===== Records for the exercise =====

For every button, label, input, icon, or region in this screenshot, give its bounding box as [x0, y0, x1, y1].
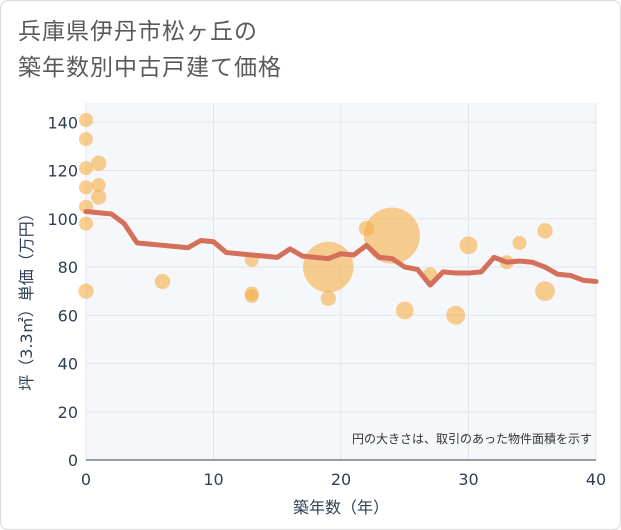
data-point	[79, 216, 93, 231]
chart-title-line2: 築年数別中古戸建て価格	[18, 55, 282, 81]
y-tick-label: 140	[47, 113, 78, 132]
trend-line	[83, 209, 599, 288]
y-tick-label: 120	[47, 162, 78, 181]
x-tick-label: 30	[458, 470, 478, 489]
y-axis-label: 坪（3.3㎡）単価（万円）	[17, 205, 36, 390]
data-point	[244, 288, 259, 303]
y-tick-label: 20	[58, 403, 78, 422]
data-point	[154, 273, 171, 290]
y-tick-label: 60	[58, 306, 78, 325]
data-point	[512, 235, 527, 250]
y-tick-labels: 0 20 40 60 80 100 120 140	[47, 113, 78, 470]
y-tick-label: 0	[68, 451, 78, 470]
data-point	[395, 301, 414, 320]
data-point	[79, 180, 93, 195]
x-tick-labels: 0 10 20 30 40	[81, 470, 606, 489]
data-point	[91, 189, 107, 205]
data-point	[79, 132, 93, 147]
x-axis-label: 築年数（年）	[293, 498, 389, 517]
chart-title: 兵庫県伊丹市松ヶ丘の 築年数別中古戸建て価格	[18, 14, 282, 86]
x-tick-label: 0	[81, 470, 91, 489]
size-note: 円の大きさは、取引のあった物件面積を示す	[352, 431, 592, 446]
x-tick-label: 10	[203, 470, 223, 489]
y-tick-label: 40	[58, 355, 78, 374]
data-point	[303, 241, 354, 293]
data-point	[91, 155, 107, 171]
data-point	[79, 161, 93, 176]
data-point	[320, 290, 336, 307]
y-tick-label: 100	[47, 210, 78, 229]
data-point	[459, 236, 478, 255]
x-tick-label: 40	[586, 470, 606, 489]
data-point	[535, 281, 555, 302]
x-tick-label: 20	[331, 470, 351, 489]
chart-title-line1: 兵庫県伊丹市松ヶ丘の	[18, 19, 258, 45]
y-tick-label: 80	[58, 258, 78, 277]
data-point	[364, 207, 420, 264]
data-point	[79, 112, 93, 127]
data-point	[78, 283, 94, 299]
data-point	[446, 305, 466, 325]
data-point	[537, 223, 553, 239]
data-point	[91, 178, 106, 193]
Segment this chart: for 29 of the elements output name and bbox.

=====

§ **What you will do**:
Reproduce each of the lines above verbatim, from the first through the last, omitting the picture.

§ **Full output**:
For every button, label, input, icon, or region in this screenshot, give its bounding box as [x0, y0, x1, y1].
data-point	[79, 216, 93, 231]
chart-title-line2: 築年数別中古戸建て価格	[18, 55, 282, 81]
y-tick-label: 140	[47, 113, 78, 132]
trend-line	[83, 209, 599, 288]
y-tick-label: 120	[47, 162, 78, 181]
x-tick-label: 30	[458, 470, 478, 489]
y-axis-label: 坪（3.3㎡）単価（万円）	[17, 205, 36, 390]
data-point	[244, 288, 259, 303]
y-tick-label: 20	[58, 403, 78, 422]
data-point	[154, 273, 171, 290]
y-tick-label: 60	[58, 306, 78, 325]
data-point	[512, 235, 527, 250]
y-tick-labels: 0 20 40 60 80 100 120 140	[47, 113, 78, 470]
y-tick-label: 0	[68, 451, 78, 470]
data-point	[395, 301, 414, 320]
data-point	[79, 180, 93, 195]
x-tick-labels: 0 10 20 30 40	[81, 470, 606, 489]
data-point	[91, 189, 107, 205]
data-point	[79, 132, 93, 147]
x-axis-label: 築年数（年）	[293, 498, 389, 517]
chart-title: 兵庫県伊丹市松ヶ丘の 築年数別中古戸建て価格	[18, 14, 282, 86]
x-tick-label: 0	[81, 470, 91, 489]
size-note: 円の大きさは、取引のあった物件面積を示す	[352, 431, 592, 446]
x-tick-label: 10	[203, 470, 223, 489]
y-tick-label: 40	[58, 355, 78, 374]
data-point	[303, 241, 354, 293]
data-point	[91, 155, 107, 171]
data-point	[79, 161, 93, 176]
data-point	[320, 290, 336, 307]
y-tick-label: 100	[47, 210, 78, 229]
data-point	[459, 236, 478, 255]
x-tick-label: 40	[586, 470, 606, 489]
data-point	[535, 281, 555, 302]
x-tick-label: 20	[331, 470, 351, 489]
chart-title-line1: 兵庫県伊丹市松ヶ丘の	[18, 19, 258, 45]
y-tick-label: 80	[58, 258, 78, 277]
data-point	[364, 207, 420, 264]
data-point	[79, 112, 93, 127]
data-point	[78, 283, 94, 299]
data-point	[446, 305, 466, 325]
data-point	[537, 223, 553, 239]
data-point	[91, 178, 106, 193]
Segment this chart: for 29 of the elements output name and bbox.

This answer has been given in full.